PROBLEM TO SOLVE:
Your task is to output all the records below, word for word.

START

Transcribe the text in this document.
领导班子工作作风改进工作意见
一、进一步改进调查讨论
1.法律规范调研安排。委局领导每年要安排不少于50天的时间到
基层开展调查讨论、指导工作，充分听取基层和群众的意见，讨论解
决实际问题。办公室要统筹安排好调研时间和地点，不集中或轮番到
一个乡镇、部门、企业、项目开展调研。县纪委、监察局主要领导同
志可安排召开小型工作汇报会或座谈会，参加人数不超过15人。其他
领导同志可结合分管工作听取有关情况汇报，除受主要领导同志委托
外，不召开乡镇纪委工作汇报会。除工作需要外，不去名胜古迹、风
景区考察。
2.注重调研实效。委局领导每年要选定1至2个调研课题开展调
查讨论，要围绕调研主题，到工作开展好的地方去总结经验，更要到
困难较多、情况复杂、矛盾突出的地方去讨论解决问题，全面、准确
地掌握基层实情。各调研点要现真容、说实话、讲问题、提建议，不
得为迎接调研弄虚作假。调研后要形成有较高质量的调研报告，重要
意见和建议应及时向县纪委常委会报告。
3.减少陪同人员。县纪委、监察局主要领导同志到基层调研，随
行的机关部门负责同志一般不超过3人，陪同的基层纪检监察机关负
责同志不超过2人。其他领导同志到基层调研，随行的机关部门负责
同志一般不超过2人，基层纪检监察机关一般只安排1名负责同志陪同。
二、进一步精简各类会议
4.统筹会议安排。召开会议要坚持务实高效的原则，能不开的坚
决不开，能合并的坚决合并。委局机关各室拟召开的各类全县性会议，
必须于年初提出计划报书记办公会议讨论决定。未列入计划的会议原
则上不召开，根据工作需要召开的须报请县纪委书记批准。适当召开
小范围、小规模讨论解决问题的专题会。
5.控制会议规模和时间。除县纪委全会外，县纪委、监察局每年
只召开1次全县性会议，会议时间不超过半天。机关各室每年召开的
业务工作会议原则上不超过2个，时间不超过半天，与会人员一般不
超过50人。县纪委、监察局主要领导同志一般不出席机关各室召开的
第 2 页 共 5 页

END

ANSWER TO THIS PROBLEM:
Transcribe the text in this document.
领导班子工作作风改进工作意见
一、进一步改进调查讨论
1.法律规范调研安排。委局领导每年要安排不少于50天的时间到
基层开展调查讨论、指导工作，充分听取基层和群众的意见，讨论解
决实际问题。办公室要统筹安排好调研时间和地点，不集中或轮番到
一个乡镇、部门、企业、项目开展调研。县纪委、监察局主要领导同
志可安排召开小型工作汇报会或座谈会，参加人数不超过15人。其他
领导同志可结合分管工作听取有关情况汇报，除受主要领导同志委托
外，不召开乡镇纪委工作汇报会。除工作需要外，不去名胜古迹、风
景区考察。
2.注重调研实效。委局领导每年要选定1至2个调研课题开展调
查讨论，要围绕调研主题，到工作开展好的地方去总结经验，更要到
困难较多、情况复杂、矛盾突出的地方去讨论解决问题，全面、准确
地掌握基层实情。各调研点要现真容、说实话、讲问题、提建议，不
得为迎接调研弄虚作假。调研后要形成有较高质量的调研报告，重要
意见和建议应及时向县纪委常委会报告。
3.减少陪同人员。县纪委、监察局主要领导同志到基层调研，随
行的机关部门负责同志一般不超过3人，陪同的基层纪检监察机关负
责同志不超过2人。其他领导同志到基层调研，随行的机关部门负责
同志一般不超过2人，基层纪检监察机关一般只安排1名负责同志陪同。
二、进一步精简各类会议
4.统筹会议安排。召开会议要坚持务实高效的原则，能不开的坚
决不开，能合并的坚决合并。委局机关各室拟召开的各类全县性会议，
必须于年初提出计划报书记办公会议讨论决定。未列入计划的会议原
则上不召开，根据工作需要召开的须报请县纪委书记批准。适当召开
小范围、小规模讨论解决问题的专题会。
5.控制会议规模和时间。除县纪委全会外，县纪委、监察局每年
只召开1次全县性会议，会议时间不超过半天。机关各室每年召开的
业务工作会议原则上不超过2个，时间不超过半天，与会人员一般不
超过50人。县纪委、监察局主要领导同志一般不出席机关各室召开的
第 2 页 共 5 页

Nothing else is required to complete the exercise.